____ Entries supplied

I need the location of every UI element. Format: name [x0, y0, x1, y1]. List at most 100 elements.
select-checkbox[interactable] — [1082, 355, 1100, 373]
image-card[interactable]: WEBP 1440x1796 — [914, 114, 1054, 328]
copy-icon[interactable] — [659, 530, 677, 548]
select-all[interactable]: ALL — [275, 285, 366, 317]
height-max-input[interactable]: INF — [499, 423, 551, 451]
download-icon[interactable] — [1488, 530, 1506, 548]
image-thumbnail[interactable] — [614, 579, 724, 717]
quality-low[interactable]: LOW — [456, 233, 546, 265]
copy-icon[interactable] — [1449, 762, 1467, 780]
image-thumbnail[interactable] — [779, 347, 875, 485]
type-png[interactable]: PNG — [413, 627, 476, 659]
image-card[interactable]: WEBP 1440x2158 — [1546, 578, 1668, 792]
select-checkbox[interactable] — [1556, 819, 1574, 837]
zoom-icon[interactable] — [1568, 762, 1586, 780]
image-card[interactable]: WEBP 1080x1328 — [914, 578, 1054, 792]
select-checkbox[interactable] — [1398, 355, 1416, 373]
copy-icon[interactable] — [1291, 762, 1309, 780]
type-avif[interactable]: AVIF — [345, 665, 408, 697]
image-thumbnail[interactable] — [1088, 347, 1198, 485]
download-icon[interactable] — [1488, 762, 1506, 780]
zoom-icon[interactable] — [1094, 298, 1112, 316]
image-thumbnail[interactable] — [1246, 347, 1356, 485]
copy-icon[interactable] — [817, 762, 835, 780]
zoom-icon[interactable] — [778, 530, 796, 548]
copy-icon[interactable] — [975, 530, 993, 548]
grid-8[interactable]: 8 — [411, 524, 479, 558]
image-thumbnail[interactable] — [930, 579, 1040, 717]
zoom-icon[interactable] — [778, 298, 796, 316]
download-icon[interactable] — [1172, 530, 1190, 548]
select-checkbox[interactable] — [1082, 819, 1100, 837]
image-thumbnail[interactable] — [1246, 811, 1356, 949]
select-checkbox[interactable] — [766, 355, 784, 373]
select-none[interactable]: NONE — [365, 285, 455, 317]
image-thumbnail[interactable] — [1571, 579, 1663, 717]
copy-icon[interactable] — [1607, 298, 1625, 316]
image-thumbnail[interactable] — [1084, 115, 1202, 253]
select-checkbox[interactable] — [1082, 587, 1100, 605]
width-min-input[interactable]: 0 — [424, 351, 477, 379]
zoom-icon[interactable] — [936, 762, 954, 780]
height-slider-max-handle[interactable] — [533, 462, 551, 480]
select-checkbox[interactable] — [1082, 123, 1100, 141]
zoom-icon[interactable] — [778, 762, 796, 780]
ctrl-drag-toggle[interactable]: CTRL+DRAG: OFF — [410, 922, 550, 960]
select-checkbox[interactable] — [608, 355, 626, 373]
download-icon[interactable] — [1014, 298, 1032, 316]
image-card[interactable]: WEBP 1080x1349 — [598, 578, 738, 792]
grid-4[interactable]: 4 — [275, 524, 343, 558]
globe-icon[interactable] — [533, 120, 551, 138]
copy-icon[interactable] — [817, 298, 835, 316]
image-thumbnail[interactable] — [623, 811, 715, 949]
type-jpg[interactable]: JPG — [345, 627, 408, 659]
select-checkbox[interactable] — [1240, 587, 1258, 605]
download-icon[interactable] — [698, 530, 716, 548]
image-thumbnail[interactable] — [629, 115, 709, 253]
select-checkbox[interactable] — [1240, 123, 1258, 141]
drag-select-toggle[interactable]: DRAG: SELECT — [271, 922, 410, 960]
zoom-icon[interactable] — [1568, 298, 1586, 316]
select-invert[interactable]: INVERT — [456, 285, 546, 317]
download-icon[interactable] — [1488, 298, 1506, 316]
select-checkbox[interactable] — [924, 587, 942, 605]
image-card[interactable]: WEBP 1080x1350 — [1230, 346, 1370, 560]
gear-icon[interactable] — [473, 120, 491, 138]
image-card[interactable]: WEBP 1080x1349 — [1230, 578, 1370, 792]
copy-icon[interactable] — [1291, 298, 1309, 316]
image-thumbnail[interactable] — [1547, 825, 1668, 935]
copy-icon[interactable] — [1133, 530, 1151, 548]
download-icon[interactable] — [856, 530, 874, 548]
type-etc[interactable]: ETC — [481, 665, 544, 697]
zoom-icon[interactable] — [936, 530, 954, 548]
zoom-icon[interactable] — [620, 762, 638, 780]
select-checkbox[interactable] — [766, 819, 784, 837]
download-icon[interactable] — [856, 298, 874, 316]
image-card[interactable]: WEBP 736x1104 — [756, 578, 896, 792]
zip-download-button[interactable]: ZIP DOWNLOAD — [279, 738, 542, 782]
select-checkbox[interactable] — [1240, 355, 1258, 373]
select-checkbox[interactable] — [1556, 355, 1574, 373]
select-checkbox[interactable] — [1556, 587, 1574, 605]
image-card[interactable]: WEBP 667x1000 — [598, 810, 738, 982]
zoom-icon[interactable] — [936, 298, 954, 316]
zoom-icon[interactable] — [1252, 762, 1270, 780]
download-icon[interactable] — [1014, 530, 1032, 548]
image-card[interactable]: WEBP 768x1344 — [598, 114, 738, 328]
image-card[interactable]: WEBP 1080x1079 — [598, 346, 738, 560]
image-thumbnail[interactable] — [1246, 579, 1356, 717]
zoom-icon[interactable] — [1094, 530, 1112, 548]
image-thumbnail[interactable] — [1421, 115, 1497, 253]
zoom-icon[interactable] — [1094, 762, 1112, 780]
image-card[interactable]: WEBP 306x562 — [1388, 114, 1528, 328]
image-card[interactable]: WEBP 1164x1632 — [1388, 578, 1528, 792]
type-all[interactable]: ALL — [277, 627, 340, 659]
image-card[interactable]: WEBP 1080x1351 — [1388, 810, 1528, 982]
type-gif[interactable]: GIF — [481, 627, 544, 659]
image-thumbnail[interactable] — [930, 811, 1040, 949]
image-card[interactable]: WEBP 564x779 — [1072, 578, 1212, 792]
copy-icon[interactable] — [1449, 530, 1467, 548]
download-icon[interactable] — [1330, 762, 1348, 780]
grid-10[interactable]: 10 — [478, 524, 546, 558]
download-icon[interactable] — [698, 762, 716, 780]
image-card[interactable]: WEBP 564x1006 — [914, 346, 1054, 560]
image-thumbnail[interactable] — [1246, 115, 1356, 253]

________

What is expected:
Please copy the material word for word, from its first line through the line containing "zoom-icon[interactable] — [778, 530, 796, 548]", including both of those lines.

Written response:
I need the location of every UI element. Format: name [x0, y0, x1, y1]. List at most 100 elements.
select-checkbox[interactable] — [1082, 355, 1100, 373]
image-card[interactable]: WEBP 1440x1796 — [914, 114, 1054, 328]
copy-icon[interactable] — [659, 530, 677, 548]
select-all[interactable]: ALL — [275, 285, 366, 317]
height-max-input[interactable]: INF — [499, 423, 551, 451]
download-icon[interactable] — [1488, 530, 1506, 548]
image-thumbnail[interactable] — [614, 579, 724, 717]
quality-low[interactable]: LOW — [456, 233, 546, 265]
copy-icon[interactable] — [1449, 762, 1467, 780]
image-thumbnail[interactable] — [779, 347, 875, 485]
type-png[interactable]: PNG — [413, 627, 476, 659]
image-card[interactable]: WEBP 1440x2158 — [1546, 578, 1668, 792]
select-checkbox[interactable] — [1556, 819, 1574, 837]
zoom-icon[interactable] — [1568, 762, 1586, 780]
image-card[interactable]: WEBP 1080x1328 — [914, 578, 1054, 792]
select-checkbox[interactable] — [1398, 355, 1416, 373]
copy-icon[interactable] — [1291, 762, 1309, 780]
type-avif[interactable]: AVIF — [345, 665, 408, 697]
image-thumbnail[interactable] — [1088, 347, 1198, 485]
download-icon[interactable] — [1488, 762, 1506, 780]
zoom-icon[interactable] — [1094, 298, 1112, 316]
image-thumbnail[interactable] — [1246, 347, 1356, 485]
copy-icon[interactable] — [817, 762, 835, 780]
zoom-icon[interactable] — [778, 530, 796, 548]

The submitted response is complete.